STATED TASK: Repeat each entry word for word. Leave any images out of the copy.

━━ RECORD LIST

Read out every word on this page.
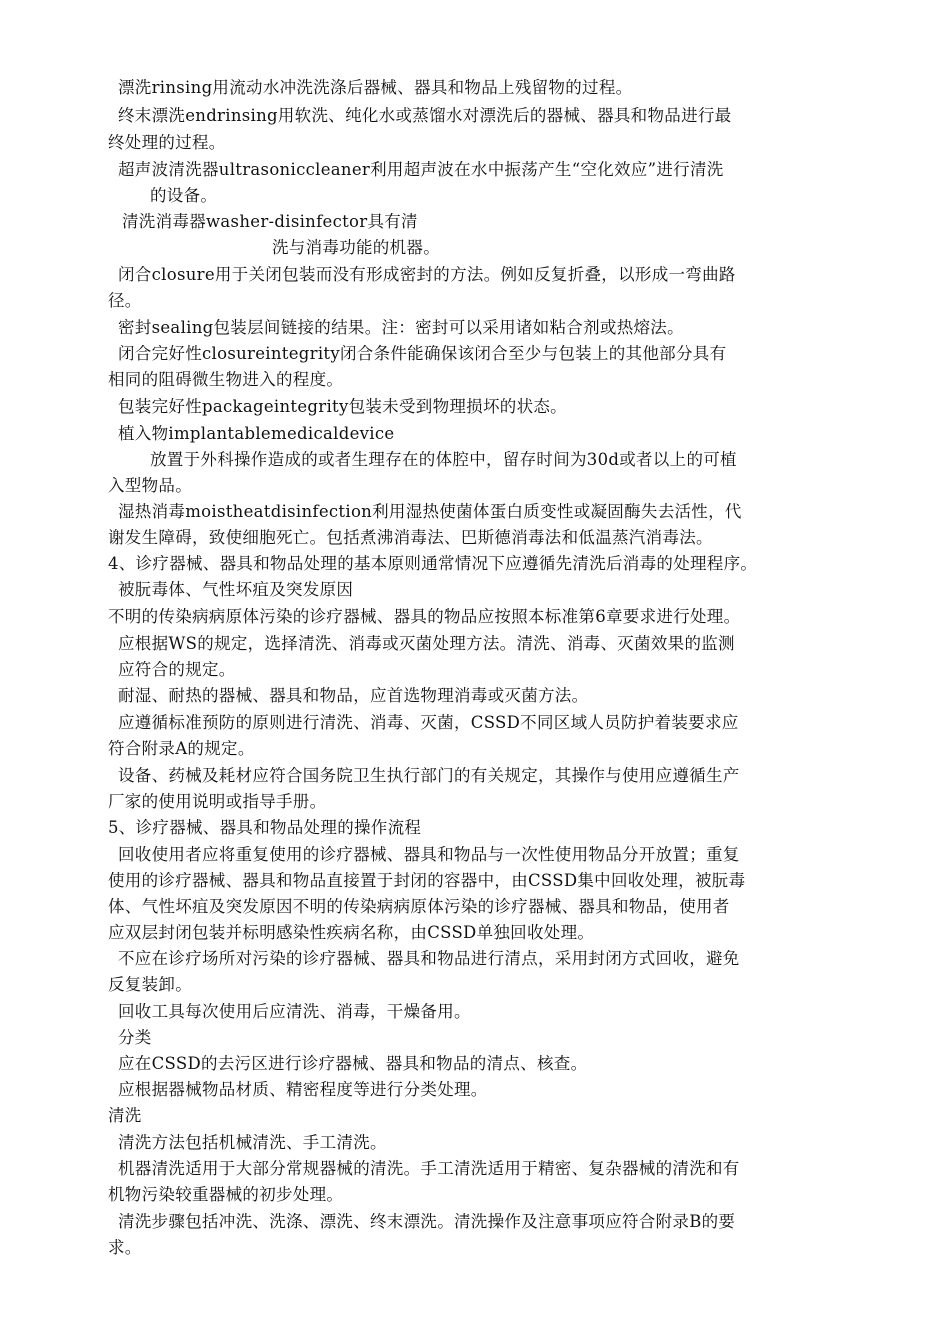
漂洗rinsing用流动水冲洗洗涤后器械、器具和物品上残留物的过程。
终末漂洗endrinsing用软洗、纯化水或蒸馏水对漂洗后的器械、器具和物品进行最
终处理的过程。
超声波清洗器ultrasoniccleaner利用超声波在水中振荡产生“空化效应”进行清洗
的设备。
清洗消毒器washer-disinfector具有清
洗与消毒功能的机器。
闭合closure用于关闭包装而没有形成密封的方法。例如反复折叠，以形成一弯曲路
径。
密封sealing包装层间链接的结果。注：密封可以采用诸如粘合剂或热熔法。
闭合完好性closureintegrity闭合条件能确保该闭合至少与包装上的其他部分具有
相同的阻碍微生物进入的程度。
包装完好性packageintegrity包装未受到物理损坏的状态。
植入物implantablemedicaldevice
放置于外科操作造成的或者生理存在的体腔中，留存时间为30d或者以上的可植
入型物品。
湿热消毒moistheatdisinfection利用湿热使菌体蛋白质变性或凝固酶失去活性，代
谢发生障碍，致使细胞死亡。包括煮沸消毒法、巴斯德消毒法和低温蒸汽消毒法。
4、诊疗器械、器具和物品处理的基本原则通常情况下应遵循先清洗后消毒的处理程序。
被朊毒体、气性坏疽及突发原因
不明的传染病病原体污染的诊疗器械、器具的物品应按照本标准第6章要求进行处理。
应根据WS的规定，选择清洗、消毒或灭菌处理方法。清洗、消毒、灭菌效果的监测
应符合的规定。
耐湿、耐热的器械、器具和物品，应首选物理消毒或灭菌方法。
应遵循标准预防的原则进行清洗、消毒、灭菌，CSSD不同区域人员防护着装要求应
符合附录A的规定。
设备、药械及耗材应符合国务院卫生执行部门的有关规定，其操作与使用应遵循生产
厂家的使用说明或指导手册。
5、诊疗器械、器具和物品处理的操作流程
回收使用者应将重复使用的诊疗器械、器具和物品与一次性使用物品分开放置；重复
使用的诊疗器械、器具和物品直接置于封闭的容器中，由CSSD集中回收处理，被朊毒
体、气性坏疽及突发原因不明的传染病病原体污染的诊疗器械、器具和物品，使用者
应双层封闭包装并标明感染性疾病名称，由CSSD单独回收处理。
不应在诊疗场所对污染的诊疗器械、器具和物品进行清点，采用封闭方式回收，避免
反复装卸。
回收工具每次使用后应清洗、消毒，干燥备用。
分类
应在CSSD的去污区进行诊疗器械、器具和物品的清点、核查。
应根据器械物品材质、精密程度等进行分类处理。
清洗
清洗方法包括机械清洗、手工清洗。
机器清洗适用于大部分常规器械的清洗。手工清洗适用于精密、复杂器械的清洗和有
机物污染较重器械的初步处理。
清洗步骤包括冲洗、洗涤、漂洗、终末漂洗。清洗操作及注意事项应符合附录B的要
求。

━━━━

COMPLETE OUTPUT:
Read out every word on this page.
漂洗rinsing用流动水冲洗洗涤后器械、器具和物品上残留物的过程。
终末漂洗endrinsing用软洗、纯化水或蒸馏水对漂洗后的器械、器具和物品进行最
终处理的过程。
超声波清洗器ultrasoniccleaner利用超声波在水中振荡产生“空化效应”进行清洗
的设备。
清洗消毒器washer-disinfector具有清
洗与消毒功能的机器。
闭合closure用于关闭包装而没有形成密封的方法。例如反复折叠，以形成一弯曲路
径。
密封sealing包装层间链接的结果。注：密封可以采用诸如粘合剂或热熔法。
闭合完好性closureintegrity闭合条件能确保该闭合至少与包装上的其他部分具有
相同的阻碍微生物进入的程度。
包装完好性packageintegrity包装未受到物理损坏的状态。
植入物implantablemedicaldevice
放置于外科操作造成的或者生理存在的体腔中，留存时间为30d或者以上的可植
入型物品。
湿热消毒moistheatdisinfection利用湿热使菌体蛋白质变性或凝固酶失去活性，代
谢发生障碍，致使细胞死亡。包括煮沸消毒法、巴斯德消毒法和低温蒸汽消毒法。
4、诊疗器械、器具和物品处理的基本原则通常情况下应遵循先清洗后消毒的处理程序。
被朊毒体、气性坏疽及突发原因
不明的传染病病原体污染的诊疗器械、器具的物品应按照本标准第6章要求进行处理。
应根据WS的规定，选择清洗、消毒或灭菌处理方法。清洗、消毒、灭菌效果的监测
应符合的规定。
耐湿、耐热的器械、器具和物品，应首选物理消毒或灭菌方法。
应遵循标准预防的原则进行清洗、消毒、灭菌，CSSD不同区域人员防护着装要求应
符合附录A的规定。
设备、药械及耗材应符合国务院卫生执行部门的有关规定，其操作与使用应遵循生产
厂家的使用说明或指导手册。
5、诊疗器械、器具和物品处理的操作流程
回收使用者应将重复使用的诊疗器械、器具和物品与一次性使用物品分开放置；重复
使用的诊疗器械、器具和物品直接置于封闭的容器中，由CSSD集中回收处理，被朊毒
体、气性坏疽及突发原因不明的传染病病原体污染的诊疗器械、器具和物品，使用者
应双层封闭包装并标明感染性疾病名称，由CSSD单独回收处理。
不应在诊疗场所对污染的诊疗器械、器具和物品进行清点，采用封闭方式回收，避免
反复装卸。
回收工具每次使用后应清洗、消毒，干燥备用。
分类
应在CSSD的去污区进行诊疗器械、器具和物品的清点、核查。
应根据器械物品材质、精密程度等进行分类处理。
清洗
清洗方法包括机械清洗、手工清洗。
机器清洗适用于大部分常规器械的清洗。手工清洗适用于精密、复杂器械的清洗和有
机物污染较重器械的初步处理。
清洗步骤包括冲洗、洗涤、漂洗、终末漂洗。清洗操作及注意事项应符合附录B的要
求。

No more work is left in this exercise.